Trabalho solicitado:
• 1. Com base no trecho sobre a neutralidade de rede, responda às perguntas abaixo:
(a) Qual comissão do Parlamento Europeu aprovou a proposta de mercado único de telecomunicações?
(b) Que duas medidas da proposta são mencionadas como exemplos?
(c) Em que casos, segundo as emendas aprovadas, o tráfego da rede pode ser gerenciado ou limitado?
• 2. Transcreva fielmente a passagem do trecho sobre a neutralidade de rede que vai de "Em essência, as" a "retiradas do texto.".

Trecho extraído:
_____
Parlamento Europeu inclui regras de neutralidade no mercado único de telecom
Os europeus começaram a minar um dos badalados argumentos contra o Marco Civil da Internet e, particularmente, regras sobre a neutralidade de rede: o de que países ‘sérios’ não levam esse princípio básico da Internet para a legislação. A Comissão de Mercado Interno e Defesa do Consumidor do Parlamento Europeu acaba de fazer exatamente isso.Essa comissão aprovou a proposta de mercado único de telecomunicações no continente – proposta feita no ano passado pela Comissão Europeia que mexe no mercado, com medidas como licença única e o fim das cobranças de roaming na Europa. O projeto também já tocava na neutralidade de rede, mas o texto foi modificado na comissão e a redação bem menos flexível que a original.
Em essência, as emendas aprovadas introduzem limitações a como o tráfego da rede pode ser gerenciado ou limitado: basicamente, apenas em casos de congestionamento ou para que sejam atendidas decisões judiciais (como, por exemplo, ordens para bloqueio de determinado site). Mesmo possibilidades de gerenciamento para prevenção de crimes foram retiradas do texto.
_____
Dados de entrada:
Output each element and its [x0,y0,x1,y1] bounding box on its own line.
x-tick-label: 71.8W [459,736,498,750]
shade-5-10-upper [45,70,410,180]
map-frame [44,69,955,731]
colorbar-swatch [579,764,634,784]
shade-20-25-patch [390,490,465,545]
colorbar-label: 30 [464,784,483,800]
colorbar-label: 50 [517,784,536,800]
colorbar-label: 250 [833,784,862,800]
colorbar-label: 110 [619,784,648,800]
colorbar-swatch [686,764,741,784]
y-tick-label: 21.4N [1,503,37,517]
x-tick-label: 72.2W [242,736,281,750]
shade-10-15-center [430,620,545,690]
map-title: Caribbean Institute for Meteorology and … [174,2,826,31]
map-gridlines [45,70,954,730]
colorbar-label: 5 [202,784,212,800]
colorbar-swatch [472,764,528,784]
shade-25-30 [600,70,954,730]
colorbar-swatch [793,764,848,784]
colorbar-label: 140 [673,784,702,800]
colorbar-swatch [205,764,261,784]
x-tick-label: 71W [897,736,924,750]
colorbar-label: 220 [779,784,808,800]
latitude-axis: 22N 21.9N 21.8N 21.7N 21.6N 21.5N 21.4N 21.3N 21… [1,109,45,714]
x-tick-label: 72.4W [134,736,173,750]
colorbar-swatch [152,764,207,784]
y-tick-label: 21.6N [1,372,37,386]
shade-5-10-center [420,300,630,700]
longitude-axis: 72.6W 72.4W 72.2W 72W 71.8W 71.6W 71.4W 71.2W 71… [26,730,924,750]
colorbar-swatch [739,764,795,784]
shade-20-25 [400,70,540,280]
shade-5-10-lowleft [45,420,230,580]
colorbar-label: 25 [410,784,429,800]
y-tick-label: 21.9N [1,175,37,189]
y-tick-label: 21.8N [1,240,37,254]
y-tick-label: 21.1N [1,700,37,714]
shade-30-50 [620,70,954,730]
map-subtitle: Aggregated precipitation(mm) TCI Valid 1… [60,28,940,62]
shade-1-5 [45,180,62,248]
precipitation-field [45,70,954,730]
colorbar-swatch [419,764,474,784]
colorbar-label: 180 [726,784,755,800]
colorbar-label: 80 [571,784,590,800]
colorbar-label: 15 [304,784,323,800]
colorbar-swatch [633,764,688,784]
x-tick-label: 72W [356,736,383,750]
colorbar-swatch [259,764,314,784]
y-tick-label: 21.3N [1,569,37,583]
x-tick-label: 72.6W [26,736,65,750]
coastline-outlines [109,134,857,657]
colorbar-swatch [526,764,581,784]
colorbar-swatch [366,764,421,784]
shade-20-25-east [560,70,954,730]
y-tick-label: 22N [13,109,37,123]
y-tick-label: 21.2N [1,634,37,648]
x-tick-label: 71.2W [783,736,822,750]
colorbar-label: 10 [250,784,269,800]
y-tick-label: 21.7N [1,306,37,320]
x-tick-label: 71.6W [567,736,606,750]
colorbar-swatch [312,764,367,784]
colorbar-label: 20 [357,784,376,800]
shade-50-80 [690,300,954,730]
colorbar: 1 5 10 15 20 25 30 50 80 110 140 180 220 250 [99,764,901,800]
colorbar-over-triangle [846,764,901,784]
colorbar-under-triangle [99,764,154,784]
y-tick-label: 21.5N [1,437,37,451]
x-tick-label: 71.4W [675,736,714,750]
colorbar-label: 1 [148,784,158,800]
_____
Respostas numeradas:
• 1.
(a) A Comissão de Mercado Interno e Defesa do Consumidor.
(b) A licença única e o fim das cobranças de roaming na Europa.
(c) Apenas em casos de congestionamento ou para que sejam atendidas decisões judiciais.

• 2.
Em essência, as emendas aprovadas introduzem limitações a como o tráfego da rede pode ser gerenciado ou limitado: basicamente, apenas em casos de congestionamento ou para que sejam atendidas decisões judiciais (como, por exemplo, ordens para bloqueio de determinado site). Mesmo possibilidades de gerenciamento para prevenção de crimes foram retiradas do texto.